Written problem: Pictures stay out of your copy, but everything else in the records below must be repeated exactly.

** begin Provided material **

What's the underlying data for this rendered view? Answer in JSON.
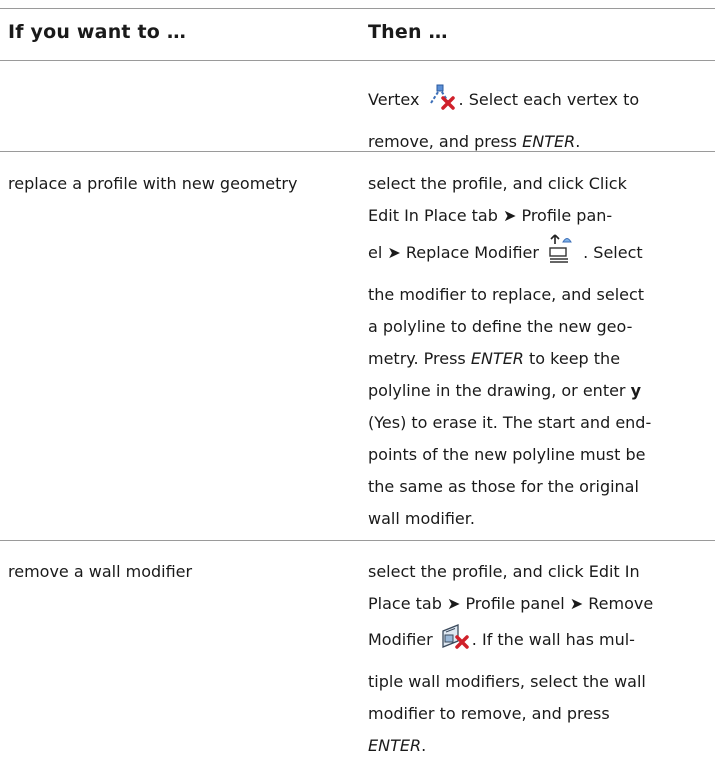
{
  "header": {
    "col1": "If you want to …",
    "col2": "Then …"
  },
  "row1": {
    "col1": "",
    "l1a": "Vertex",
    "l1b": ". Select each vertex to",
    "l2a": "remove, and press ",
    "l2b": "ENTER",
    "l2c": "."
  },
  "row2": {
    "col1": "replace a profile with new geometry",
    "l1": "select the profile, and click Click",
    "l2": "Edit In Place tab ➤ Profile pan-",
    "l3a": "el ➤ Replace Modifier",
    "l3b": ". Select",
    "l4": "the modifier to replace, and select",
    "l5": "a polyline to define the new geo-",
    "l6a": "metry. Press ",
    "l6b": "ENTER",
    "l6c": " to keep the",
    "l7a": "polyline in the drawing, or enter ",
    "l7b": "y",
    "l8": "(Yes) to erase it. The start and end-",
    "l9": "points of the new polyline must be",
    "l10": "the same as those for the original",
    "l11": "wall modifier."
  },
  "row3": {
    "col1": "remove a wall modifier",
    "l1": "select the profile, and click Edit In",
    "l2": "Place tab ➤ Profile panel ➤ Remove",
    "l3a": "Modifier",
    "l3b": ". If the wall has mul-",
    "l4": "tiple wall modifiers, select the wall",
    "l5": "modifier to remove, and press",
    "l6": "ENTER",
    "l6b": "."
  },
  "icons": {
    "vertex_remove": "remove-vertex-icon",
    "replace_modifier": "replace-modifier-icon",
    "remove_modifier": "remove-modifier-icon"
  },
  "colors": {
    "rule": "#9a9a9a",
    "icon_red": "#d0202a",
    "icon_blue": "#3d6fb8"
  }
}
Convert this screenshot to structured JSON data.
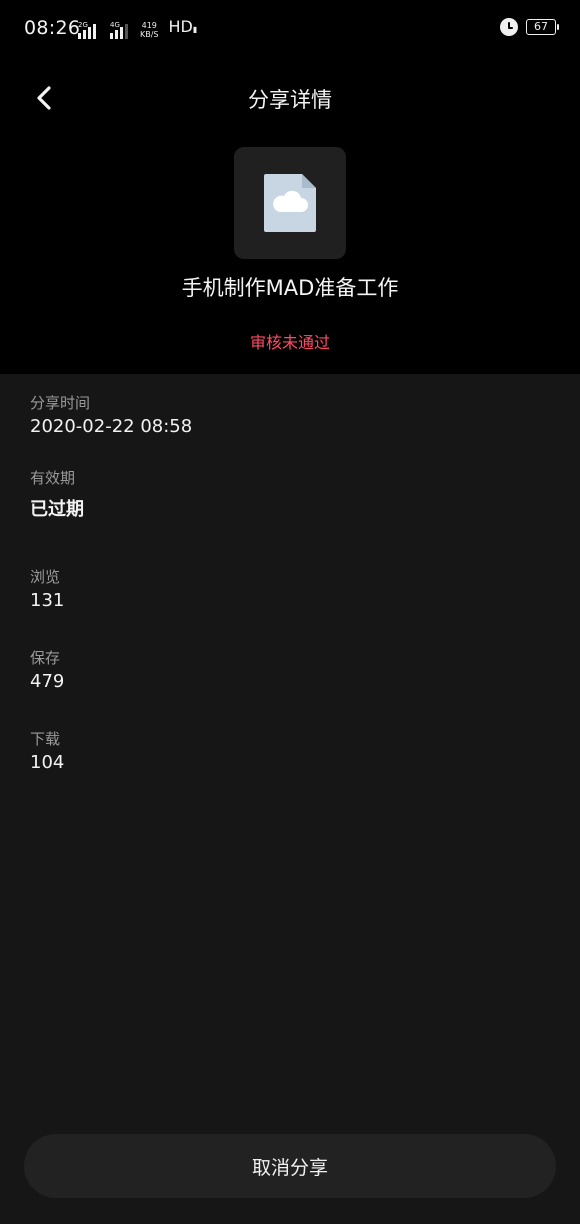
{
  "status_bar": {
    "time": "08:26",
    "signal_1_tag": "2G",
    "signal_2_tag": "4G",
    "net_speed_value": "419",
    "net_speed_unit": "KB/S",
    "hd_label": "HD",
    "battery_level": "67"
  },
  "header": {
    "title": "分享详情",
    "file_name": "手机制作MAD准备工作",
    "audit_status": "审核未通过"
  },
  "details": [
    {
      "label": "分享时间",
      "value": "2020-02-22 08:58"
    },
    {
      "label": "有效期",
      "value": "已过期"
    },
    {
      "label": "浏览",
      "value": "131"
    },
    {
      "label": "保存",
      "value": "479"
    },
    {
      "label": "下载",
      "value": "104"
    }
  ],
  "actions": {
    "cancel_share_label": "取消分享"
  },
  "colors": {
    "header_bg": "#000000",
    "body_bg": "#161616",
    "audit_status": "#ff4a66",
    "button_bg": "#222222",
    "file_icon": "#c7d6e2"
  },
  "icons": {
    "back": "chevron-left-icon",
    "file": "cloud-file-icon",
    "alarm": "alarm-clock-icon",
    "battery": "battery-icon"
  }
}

** end Provided material **

Written response:
What's the underlying data for this rendered view? Answer in JSON.
{
  "header": {
    "col1": "If you want to …",
    "col2": "Then …"
  },
  "row1": {
    "col1": "",
    "l1a": "Vertex",
    "l1b": ". Select each vertex to",
    "l2a": "remove, and press ",
    "l2b": "ENTER",
    "l2c": "."
  },
  "row2": {
    "col1": "replace a profile with new geometry",
    "l1": "select the profile, and click Click",
    "l2": "Edit In Place tab ➤ Profile pan-",
    "l3a": "el ➤ Replace Modifier",
    "l3b": ". Select",
    "l4": "the modifier to replace, and select",
    "l5": "a polyline to define the new geo-",
    "l6a": "metry. Press ",
    "l6b": "ENTER",
    "l6c": " to keep the",
    "l7a": "polyline in the drawing, or enter ",
    "l7b": "y",
    "l8": "(Yes) to erase it. The start and end-",
    "l9": "points of the new polyline must be",
    "l10": "the same as those for the original",
    "l11": "wall modifier."
  },
  "row3": {
    "col1": "remove a wall modifier",
    "l1": "select the profile, and click Edit In",
    "l2": "Place tab ➤ Profile panel ➤ Remove",
    "l3a": "Modifier",
    "l3b": ". If the wall has mul-",
    "l4": "tiple wall modifiers, select the wall",
    "l5": "modifier to remove, and press",
    "l6": "ENTER",
    "l6b": "."
  },
  "icons": {
    "vertex_remove": "remove-vertex-icon",
    "replace_modifier": "replace-modifier-icon",
    "remove_modifier": "remove-modifier-icon"
  },
  "colors": {
    "rule": "#9a9a9a",
    "icon_red": "#d0202a",
    "icon_blue": "#3d6fb8"
  }
}
Convert this screenshot to structured JSON data.
{
  "status_bar": {
    "time": "08:26",
    "signal_1_tag": "2G",
    "signal_2_tag": "4G",
    "net_speed_value": "419",
    "net_speed_unit": "KB/S",
    "hd_label": "HD",
    "battery_level": "67"
  },
  "header": {
    "title": "分享详情",
    "file_name": "手机制作MAD准备工作",
    "audit_status": "审核未通过"
  },
  "details": [
    {
      "label": "分享时间",
      "value": "2020-02-22 08:58"
    },
    {
      "label": "有效期",
      "value": "已过期"
    },
    {
      "label": "浏览",
      "value": "131"
    },
    {
      "label": "保存",
      "value": "479"
    },
    {
      "label": "下载",
      "value": "104"
    }
  ],
  "actions": {
    "cancel_share_label": "取消分享"
  },
  "colors": {
    "header_bg": "#000000",
    "body_bg": "#161616",
    "audit_status": "#ff4a66",
    "button_bg": "#222222",
    "file_icon": "#c7d6e2"
  },
  "icons": {
    "back": "chevron-left-icon",
    "file": "cloud-file-icon",
    "alarm": "alarm-clock-icon",
    "battery": "battery-icon"
  }
}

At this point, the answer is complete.